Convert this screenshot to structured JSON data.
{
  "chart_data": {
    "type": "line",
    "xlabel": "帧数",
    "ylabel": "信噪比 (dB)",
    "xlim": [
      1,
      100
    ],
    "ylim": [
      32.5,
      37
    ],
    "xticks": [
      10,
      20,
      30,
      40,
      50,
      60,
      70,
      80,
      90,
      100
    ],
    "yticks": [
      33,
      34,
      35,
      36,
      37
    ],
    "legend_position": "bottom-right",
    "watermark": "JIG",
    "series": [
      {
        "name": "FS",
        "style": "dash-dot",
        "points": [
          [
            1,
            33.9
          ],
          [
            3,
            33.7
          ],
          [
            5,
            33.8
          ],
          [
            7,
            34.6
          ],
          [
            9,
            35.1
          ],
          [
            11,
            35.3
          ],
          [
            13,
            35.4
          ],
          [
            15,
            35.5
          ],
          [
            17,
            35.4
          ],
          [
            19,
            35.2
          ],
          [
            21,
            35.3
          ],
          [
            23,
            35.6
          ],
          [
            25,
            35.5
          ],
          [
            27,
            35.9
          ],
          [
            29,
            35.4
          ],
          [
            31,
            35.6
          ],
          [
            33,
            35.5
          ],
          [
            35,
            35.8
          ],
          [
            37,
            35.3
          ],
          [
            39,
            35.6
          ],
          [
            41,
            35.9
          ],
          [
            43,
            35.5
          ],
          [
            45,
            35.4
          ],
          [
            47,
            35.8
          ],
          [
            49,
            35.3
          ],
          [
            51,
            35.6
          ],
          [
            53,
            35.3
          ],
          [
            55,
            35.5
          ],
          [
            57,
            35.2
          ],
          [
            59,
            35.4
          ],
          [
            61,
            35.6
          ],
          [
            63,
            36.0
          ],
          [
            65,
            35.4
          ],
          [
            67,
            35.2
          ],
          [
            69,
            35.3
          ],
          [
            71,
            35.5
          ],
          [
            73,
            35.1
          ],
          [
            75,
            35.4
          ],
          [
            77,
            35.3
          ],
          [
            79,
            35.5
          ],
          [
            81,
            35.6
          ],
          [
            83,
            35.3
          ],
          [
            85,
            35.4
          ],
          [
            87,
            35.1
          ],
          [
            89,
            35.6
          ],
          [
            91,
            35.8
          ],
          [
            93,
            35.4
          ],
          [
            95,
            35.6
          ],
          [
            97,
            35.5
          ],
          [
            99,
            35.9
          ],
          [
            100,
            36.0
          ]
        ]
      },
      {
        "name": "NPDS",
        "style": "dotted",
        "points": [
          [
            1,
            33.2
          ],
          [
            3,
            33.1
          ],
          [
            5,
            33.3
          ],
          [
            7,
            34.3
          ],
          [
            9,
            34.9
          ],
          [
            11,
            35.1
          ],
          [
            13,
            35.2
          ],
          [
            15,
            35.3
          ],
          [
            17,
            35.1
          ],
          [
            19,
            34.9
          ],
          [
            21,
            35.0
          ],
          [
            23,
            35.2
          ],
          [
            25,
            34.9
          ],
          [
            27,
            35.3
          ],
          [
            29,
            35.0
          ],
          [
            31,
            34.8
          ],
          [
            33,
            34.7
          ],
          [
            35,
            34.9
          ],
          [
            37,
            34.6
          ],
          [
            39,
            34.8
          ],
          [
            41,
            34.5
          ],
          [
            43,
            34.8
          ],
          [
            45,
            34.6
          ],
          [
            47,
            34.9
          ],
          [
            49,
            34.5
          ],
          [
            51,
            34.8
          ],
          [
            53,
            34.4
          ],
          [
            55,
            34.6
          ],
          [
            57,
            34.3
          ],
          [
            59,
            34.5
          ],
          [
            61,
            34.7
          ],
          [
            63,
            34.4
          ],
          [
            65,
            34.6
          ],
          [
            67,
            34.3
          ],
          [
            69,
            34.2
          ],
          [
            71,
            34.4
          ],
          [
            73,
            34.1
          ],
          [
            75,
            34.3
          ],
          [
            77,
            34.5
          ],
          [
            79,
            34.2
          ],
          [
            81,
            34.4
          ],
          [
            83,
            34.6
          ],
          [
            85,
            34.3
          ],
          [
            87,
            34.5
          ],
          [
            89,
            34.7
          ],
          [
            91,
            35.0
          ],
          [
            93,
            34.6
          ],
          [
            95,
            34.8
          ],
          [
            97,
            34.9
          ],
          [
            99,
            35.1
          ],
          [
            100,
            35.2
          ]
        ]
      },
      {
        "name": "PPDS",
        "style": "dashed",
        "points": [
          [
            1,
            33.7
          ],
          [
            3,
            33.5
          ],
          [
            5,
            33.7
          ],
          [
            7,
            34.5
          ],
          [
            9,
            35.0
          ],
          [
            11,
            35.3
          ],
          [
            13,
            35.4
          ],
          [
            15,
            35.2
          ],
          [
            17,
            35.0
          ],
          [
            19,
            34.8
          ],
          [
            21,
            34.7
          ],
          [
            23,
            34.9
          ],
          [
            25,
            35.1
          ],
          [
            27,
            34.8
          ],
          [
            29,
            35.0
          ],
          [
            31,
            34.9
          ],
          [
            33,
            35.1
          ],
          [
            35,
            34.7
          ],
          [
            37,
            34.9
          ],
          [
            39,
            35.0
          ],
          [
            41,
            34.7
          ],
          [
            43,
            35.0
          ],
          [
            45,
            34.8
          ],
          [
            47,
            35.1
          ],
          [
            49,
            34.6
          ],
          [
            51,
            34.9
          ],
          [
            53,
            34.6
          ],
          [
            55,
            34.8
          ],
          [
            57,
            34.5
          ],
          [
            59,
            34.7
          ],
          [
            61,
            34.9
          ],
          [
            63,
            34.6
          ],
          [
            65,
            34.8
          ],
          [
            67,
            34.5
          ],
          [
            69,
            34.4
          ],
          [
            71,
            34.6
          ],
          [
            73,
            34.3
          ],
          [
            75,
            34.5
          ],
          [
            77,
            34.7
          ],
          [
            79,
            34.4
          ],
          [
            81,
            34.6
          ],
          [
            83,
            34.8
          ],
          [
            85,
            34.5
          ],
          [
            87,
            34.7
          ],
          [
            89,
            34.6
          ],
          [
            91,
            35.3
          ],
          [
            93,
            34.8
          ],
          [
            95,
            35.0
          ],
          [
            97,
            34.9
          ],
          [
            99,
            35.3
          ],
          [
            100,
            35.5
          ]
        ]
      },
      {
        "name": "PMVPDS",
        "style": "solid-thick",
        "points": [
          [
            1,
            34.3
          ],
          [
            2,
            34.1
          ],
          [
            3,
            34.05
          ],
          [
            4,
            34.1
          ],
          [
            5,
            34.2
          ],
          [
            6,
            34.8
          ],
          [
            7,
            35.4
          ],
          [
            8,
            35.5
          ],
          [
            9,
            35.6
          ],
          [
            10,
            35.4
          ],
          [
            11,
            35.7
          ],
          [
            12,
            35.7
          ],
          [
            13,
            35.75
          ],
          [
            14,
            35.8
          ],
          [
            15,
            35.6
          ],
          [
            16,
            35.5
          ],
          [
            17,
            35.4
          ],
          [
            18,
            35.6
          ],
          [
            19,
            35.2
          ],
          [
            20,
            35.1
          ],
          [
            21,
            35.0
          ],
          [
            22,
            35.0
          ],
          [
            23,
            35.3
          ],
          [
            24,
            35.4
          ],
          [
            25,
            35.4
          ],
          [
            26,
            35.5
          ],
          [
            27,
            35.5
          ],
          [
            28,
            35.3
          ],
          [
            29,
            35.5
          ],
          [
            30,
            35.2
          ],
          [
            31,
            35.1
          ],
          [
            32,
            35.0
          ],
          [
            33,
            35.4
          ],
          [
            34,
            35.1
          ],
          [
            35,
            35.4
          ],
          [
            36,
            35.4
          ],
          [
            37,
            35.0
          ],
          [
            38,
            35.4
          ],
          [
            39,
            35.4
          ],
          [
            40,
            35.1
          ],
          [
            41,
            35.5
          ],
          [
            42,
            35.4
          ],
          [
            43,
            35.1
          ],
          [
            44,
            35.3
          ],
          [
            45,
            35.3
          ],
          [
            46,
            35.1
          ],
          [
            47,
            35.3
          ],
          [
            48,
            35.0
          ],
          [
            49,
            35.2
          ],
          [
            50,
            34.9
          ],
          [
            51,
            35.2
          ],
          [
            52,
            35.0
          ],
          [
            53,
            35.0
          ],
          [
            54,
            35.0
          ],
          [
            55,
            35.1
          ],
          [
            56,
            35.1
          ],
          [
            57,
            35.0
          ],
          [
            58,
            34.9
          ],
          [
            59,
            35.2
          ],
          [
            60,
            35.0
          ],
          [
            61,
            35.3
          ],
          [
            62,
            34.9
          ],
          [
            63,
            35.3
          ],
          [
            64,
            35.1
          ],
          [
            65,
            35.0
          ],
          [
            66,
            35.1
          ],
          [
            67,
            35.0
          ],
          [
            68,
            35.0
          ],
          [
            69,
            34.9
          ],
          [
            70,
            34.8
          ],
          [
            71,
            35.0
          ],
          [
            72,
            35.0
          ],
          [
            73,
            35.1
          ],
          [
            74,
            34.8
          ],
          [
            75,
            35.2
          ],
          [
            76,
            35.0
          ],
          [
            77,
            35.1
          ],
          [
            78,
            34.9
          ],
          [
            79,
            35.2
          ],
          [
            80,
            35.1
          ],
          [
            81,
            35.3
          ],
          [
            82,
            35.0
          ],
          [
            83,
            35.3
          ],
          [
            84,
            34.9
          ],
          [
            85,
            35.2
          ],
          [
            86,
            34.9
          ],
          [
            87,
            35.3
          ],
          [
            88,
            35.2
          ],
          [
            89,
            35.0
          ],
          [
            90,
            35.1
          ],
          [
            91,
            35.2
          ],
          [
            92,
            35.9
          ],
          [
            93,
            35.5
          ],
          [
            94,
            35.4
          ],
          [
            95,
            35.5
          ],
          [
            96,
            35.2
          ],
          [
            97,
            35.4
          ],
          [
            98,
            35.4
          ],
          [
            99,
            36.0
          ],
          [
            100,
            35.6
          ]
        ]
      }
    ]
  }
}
----------
(Goal of the exercise): In the entries above, find each line with the word "style" and copy it.

(Reply to the task):
        "style": "dash-dot",
        "style": "dotted",
        "style": "dashed",
        "style": "solid-thick",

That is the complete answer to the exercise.